Information shown >>
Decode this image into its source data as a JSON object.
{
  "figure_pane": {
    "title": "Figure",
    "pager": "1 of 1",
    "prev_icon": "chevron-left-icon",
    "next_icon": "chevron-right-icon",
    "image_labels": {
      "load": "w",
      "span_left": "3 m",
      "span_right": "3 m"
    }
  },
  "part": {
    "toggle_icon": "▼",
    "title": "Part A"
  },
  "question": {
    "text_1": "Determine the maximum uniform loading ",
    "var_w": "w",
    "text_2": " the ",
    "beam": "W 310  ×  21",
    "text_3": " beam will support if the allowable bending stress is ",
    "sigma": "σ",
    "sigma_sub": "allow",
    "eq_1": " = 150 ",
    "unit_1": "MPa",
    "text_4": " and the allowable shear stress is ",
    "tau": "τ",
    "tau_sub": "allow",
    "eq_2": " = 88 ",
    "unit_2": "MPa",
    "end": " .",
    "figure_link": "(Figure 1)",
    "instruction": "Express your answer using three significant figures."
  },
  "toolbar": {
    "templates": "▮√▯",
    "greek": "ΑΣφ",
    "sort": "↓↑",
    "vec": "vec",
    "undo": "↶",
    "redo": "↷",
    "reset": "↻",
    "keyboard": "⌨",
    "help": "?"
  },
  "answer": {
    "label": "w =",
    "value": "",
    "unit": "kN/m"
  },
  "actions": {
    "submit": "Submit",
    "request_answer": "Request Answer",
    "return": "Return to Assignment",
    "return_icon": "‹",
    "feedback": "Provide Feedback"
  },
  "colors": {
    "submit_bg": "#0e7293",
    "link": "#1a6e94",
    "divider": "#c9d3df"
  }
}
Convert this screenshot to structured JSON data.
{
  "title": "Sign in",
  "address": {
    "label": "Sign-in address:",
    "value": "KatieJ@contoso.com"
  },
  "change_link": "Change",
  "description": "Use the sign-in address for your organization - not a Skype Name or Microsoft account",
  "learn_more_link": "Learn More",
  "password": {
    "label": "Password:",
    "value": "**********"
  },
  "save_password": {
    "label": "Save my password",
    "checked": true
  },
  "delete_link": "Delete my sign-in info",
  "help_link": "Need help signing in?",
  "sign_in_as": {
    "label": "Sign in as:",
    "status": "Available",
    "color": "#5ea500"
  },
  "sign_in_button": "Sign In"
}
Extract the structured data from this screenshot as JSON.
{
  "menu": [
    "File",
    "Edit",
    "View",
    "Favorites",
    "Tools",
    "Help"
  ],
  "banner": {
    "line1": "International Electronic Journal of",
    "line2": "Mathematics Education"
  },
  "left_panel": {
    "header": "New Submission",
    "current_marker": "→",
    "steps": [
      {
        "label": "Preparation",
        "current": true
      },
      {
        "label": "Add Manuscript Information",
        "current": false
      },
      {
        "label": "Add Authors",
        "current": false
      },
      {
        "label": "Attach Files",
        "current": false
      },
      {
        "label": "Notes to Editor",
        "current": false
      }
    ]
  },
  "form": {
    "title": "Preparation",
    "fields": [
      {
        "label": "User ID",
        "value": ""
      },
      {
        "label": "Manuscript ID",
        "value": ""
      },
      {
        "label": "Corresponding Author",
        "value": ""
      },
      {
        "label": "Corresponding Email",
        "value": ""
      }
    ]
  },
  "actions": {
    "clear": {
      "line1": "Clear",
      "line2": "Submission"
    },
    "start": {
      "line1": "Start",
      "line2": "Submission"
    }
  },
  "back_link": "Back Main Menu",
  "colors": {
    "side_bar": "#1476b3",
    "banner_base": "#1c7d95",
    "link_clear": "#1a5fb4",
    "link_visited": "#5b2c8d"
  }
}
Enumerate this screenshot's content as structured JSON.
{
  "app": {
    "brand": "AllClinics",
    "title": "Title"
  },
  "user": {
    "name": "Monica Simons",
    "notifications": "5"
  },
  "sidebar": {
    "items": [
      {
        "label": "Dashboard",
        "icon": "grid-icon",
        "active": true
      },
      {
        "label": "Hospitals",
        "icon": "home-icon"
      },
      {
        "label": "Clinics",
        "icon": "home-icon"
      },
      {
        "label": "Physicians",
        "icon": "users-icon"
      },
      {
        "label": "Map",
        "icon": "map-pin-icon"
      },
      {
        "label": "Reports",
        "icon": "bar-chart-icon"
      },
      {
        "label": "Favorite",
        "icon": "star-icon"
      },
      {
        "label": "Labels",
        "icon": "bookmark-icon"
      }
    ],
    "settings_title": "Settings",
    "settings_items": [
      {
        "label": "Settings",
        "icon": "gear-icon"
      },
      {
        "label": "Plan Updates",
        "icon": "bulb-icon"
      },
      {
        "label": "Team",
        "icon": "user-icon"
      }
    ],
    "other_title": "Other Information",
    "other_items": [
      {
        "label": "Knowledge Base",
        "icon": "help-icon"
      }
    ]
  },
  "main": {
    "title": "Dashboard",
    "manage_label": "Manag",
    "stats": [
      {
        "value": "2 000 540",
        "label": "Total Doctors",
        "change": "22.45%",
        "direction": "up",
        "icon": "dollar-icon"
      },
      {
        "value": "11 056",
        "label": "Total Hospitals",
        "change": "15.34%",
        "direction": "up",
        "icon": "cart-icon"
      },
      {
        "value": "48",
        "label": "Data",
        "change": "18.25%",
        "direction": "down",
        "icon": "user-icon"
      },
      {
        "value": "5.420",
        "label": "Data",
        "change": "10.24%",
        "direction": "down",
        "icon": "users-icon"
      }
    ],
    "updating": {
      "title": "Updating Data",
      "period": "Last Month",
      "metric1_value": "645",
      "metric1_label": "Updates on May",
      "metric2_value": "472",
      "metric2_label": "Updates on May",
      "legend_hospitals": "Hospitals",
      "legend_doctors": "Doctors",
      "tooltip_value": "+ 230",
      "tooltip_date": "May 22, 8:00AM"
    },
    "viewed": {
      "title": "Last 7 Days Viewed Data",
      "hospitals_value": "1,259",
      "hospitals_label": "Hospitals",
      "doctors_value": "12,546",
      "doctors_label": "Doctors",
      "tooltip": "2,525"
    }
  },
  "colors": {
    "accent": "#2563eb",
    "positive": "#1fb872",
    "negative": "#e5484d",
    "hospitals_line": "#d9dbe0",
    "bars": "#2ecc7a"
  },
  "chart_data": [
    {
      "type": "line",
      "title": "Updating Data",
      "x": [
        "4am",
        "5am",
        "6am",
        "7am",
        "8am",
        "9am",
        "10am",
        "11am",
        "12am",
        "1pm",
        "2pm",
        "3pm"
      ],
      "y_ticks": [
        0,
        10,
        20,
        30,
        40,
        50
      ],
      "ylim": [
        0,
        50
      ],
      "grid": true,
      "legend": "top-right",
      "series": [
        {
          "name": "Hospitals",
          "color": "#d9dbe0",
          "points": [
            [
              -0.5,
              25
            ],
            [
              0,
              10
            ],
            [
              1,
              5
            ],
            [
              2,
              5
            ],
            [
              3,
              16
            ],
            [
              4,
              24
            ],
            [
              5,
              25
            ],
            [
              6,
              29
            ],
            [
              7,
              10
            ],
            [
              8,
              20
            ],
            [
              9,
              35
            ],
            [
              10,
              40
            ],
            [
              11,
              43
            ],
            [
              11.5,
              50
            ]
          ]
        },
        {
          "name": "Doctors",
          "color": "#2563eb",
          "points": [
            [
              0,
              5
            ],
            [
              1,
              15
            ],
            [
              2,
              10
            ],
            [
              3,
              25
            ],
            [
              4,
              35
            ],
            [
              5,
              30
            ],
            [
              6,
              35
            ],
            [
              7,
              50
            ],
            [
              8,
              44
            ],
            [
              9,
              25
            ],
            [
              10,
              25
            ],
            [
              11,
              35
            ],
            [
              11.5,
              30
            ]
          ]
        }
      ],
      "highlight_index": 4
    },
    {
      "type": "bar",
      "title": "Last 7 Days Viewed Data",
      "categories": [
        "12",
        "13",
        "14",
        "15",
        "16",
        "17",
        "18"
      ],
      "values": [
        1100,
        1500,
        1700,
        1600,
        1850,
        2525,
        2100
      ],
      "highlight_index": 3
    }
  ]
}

Brief >> Count each line with "Manuscript" in it and report that figure by itself.

Solved exercise >> 2